Exercise details
State the number of lines with the string "help" in them, and nothing else.

Data in this exercise
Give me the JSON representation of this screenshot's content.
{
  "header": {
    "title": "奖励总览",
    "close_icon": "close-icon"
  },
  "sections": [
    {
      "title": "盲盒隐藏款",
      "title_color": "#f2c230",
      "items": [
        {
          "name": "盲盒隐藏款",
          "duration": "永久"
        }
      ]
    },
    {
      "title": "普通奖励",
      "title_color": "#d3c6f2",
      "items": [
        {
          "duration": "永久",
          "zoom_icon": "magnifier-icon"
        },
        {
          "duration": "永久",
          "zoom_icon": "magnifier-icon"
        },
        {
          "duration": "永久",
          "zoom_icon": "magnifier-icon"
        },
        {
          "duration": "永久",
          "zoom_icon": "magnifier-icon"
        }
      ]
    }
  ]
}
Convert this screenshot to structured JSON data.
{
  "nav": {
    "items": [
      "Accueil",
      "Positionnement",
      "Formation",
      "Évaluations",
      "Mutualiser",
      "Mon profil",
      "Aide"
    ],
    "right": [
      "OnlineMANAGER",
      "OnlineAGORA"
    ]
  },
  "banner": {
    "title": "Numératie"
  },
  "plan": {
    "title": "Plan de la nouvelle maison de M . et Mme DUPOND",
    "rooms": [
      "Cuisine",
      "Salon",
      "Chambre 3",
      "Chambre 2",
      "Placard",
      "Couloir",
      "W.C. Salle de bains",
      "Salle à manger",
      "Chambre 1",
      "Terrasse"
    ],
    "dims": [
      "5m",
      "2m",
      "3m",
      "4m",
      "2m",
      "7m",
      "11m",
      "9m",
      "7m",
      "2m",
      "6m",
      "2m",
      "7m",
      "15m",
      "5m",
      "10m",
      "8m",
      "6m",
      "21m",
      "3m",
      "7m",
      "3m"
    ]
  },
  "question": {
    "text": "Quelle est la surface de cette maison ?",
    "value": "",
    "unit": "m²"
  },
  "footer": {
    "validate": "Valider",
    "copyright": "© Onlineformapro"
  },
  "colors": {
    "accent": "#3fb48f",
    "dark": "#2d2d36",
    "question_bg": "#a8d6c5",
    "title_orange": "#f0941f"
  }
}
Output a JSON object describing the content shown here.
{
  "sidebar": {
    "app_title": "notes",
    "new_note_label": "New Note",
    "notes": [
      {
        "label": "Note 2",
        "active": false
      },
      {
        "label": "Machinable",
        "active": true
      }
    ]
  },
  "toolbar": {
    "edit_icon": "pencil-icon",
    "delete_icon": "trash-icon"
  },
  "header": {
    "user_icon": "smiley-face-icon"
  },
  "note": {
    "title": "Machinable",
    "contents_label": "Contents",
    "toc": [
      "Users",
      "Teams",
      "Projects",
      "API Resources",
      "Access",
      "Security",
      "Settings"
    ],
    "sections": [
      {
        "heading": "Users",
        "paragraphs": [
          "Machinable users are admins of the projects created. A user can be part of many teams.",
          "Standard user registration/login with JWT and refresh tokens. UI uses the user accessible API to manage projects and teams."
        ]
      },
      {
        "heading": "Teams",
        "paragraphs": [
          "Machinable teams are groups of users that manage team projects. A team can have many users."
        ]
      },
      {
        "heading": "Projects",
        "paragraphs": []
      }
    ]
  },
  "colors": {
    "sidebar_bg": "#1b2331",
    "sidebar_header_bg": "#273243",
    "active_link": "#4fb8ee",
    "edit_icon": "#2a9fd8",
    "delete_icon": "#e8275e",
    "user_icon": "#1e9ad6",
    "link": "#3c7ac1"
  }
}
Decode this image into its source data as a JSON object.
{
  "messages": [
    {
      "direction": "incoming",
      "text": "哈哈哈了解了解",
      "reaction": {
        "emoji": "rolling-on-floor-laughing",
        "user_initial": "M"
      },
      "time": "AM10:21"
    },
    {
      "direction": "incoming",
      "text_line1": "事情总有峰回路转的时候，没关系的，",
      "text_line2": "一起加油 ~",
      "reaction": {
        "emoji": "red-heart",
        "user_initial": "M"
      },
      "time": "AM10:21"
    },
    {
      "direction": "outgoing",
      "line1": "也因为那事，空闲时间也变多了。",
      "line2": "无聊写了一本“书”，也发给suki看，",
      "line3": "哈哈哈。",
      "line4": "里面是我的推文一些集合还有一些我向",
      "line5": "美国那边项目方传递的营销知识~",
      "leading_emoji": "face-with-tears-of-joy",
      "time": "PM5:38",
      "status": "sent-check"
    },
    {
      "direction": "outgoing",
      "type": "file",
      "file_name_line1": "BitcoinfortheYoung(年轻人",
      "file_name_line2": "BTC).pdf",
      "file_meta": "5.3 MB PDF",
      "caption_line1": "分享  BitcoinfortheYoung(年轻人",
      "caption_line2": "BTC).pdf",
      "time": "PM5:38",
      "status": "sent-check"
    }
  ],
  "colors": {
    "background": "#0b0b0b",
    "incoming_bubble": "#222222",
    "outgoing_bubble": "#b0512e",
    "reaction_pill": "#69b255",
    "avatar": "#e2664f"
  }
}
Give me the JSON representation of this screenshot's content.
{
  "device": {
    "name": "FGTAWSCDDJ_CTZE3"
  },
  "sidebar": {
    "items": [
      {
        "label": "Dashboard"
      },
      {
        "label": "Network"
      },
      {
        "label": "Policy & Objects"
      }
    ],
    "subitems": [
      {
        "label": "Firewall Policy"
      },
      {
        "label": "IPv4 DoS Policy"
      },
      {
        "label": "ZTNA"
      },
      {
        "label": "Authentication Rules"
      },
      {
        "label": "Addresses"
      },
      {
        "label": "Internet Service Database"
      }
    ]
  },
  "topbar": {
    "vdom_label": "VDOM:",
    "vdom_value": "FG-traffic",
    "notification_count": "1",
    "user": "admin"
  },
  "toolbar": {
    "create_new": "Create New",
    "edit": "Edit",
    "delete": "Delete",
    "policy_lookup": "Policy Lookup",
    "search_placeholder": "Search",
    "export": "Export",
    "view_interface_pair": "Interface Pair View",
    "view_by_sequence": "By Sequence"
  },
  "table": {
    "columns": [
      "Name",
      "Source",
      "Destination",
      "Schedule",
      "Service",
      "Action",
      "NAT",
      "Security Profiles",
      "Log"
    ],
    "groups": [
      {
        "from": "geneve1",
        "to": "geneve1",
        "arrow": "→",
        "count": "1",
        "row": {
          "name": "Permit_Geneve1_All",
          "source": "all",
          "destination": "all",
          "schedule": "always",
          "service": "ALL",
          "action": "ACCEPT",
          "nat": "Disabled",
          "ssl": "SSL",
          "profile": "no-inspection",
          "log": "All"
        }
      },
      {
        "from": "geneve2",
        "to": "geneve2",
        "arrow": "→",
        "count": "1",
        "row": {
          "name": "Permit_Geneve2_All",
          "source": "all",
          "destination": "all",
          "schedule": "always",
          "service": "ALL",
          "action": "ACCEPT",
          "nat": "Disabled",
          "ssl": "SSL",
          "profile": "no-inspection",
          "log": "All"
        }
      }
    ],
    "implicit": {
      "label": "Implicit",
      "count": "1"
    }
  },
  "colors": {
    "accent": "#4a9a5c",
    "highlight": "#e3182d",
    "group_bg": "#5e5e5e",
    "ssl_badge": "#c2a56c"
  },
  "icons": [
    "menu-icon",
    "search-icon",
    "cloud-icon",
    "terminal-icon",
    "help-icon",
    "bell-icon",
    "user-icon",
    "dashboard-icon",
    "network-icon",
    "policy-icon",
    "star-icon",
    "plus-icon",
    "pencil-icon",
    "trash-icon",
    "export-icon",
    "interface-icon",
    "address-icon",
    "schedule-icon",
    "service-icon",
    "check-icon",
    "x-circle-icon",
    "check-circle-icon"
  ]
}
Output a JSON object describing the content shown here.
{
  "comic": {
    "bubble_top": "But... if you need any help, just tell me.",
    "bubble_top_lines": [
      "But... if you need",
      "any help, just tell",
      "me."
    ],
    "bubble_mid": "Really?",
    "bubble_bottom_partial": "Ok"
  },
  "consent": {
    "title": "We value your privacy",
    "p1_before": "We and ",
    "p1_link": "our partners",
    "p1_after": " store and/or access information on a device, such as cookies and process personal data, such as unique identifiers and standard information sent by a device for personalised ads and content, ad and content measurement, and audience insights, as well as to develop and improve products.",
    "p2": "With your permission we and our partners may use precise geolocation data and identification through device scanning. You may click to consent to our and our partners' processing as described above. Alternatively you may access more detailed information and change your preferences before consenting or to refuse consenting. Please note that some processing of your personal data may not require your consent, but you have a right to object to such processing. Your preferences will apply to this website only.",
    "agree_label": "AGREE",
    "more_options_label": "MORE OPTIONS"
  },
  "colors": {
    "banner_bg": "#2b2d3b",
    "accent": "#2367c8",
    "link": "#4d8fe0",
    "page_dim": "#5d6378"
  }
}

Output of the task
3